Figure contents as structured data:
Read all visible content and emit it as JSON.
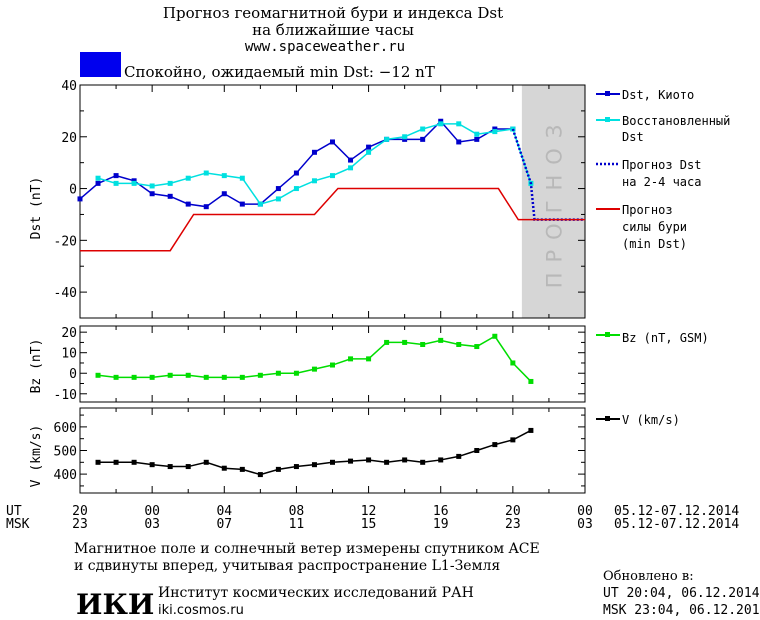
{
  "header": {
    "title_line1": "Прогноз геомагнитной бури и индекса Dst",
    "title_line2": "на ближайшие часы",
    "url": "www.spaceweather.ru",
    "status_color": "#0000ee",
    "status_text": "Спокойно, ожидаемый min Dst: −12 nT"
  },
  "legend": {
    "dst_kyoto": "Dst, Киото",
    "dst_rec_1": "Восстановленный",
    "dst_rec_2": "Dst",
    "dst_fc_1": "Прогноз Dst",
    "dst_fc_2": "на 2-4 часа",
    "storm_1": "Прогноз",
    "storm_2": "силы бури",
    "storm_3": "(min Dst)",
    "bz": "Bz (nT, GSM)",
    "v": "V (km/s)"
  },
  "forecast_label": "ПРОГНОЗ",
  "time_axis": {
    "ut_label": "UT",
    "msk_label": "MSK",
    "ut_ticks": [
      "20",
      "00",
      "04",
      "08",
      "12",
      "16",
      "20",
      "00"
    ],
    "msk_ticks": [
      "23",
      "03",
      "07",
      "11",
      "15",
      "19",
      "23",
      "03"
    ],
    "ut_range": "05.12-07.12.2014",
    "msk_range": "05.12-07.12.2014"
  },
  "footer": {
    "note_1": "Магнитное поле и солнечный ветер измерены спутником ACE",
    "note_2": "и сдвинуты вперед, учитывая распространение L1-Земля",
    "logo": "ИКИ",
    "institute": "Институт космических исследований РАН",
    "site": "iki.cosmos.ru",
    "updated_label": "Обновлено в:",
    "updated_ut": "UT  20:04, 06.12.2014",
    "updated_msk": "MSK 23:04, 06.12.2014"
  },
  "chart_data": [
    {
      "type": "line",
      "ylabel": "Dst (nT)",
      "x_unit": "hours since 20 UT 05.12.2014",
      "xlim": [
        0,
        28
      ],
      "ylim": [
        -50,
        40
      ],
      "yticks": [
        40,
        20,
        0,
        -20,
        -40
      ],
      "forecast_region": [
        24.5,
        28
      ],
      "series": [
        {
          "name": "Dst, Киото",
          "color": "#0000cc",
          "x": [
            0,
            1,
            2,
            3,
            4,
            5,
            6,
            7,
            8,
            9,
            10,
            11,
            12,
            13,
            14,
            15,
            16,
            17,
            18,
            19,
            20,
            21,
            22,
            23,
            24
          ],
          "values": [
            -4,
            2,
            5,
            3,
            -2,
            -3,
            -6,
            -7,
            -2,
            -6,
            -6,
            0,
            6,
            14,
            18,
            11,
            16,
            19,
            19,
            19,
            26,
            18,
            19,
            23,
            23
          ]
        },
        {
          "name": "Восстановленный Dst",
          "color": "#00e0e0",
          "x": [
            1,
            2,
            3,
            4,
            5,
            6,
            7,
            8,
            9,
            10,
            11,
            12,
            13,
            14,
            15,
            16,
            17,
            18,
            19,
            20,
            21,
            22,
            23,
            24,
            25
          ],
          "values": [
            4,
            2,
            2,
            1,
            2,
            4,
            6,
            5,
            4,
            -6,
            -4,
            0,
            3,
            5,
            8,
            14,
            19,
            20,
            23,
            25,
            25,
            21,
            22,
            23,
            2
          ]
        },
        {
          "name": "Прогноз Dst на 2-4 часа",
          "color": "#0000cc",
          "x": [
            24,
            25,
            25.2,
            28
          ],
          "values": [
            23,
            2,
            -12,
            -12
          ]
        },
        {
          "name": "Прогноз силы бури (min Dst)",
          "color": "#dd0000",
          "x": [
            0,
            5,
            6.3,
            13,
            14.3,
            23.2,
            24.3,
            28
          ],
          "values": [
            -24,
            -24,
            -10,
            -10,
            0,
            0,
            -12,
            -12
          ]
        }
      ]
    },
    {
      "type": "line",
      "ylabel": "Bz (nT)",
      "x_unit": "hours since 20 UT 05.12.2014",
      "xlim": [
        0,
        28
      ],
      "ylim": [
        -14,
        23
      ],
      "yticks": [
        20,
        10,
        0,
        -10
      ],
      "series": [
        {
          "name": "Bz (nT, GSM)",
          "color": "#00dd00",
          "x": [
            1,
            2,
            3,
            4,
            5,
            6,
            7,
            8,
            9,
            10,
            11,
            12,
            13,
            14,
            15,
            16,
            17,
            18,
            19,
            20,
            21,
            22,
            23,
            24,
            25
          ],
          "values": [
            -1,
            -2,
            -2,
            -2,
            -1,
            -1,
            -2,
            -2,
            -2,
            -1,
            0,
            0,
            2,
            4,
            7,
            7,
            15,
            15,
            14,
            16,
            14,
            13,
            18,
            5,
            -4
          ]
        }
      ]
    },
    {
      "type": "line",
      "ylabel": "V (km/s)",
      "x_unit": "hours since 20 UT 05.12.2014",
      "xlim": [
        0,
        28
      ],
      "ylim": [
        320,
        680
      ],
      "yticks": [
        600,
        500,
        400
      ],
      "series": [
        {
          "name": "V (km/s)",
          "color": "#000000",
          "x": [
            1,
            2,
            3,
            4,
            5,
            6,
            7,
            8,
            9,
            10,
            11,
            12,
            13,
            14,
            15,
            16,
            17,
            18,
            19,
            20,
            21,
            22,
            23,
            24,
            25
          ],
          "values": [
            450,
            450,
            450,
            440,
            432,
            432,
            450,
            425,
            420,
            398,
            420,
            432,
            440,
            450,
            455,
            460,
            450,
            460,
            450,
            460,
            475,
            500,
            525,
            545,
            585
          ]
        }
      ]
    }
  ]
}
...
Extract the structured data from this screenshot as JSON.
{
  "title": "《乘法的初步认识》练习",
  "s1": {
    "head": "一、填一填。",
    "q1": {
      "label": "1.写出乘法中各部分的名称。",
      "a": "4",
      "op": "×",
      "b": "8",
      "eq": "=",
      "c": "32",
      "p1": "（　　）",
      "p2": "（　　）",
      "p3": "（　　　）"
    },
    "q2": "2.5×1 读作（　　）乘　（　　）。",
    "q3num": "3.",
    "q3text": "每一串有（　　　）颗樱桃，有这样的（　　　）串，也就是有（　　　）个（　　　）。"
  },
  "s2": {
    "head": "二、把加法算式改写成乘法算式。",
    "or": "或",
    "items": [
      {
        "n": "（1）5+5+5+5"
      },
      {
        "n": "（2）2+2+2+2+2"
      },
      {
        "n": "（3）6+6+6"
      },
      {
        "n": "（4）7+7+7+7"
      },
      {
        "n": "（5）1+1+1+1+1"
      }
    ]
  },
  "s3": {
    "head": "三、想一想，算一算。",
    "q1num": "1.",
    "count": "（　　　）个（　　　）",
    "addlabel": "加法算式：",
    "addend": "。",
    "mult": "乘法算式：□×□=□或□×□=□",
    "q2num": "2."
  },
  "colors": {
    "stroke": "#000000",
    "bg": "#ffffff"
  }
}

Task details:
Locate the string "ylabel" in the listing above and copy every line where it occurs.

Answer for the task:
      "ylabel": "Dst (nT)",
      "ylabel": "Bz (nT)",
      "ylabel": "V (km/s)",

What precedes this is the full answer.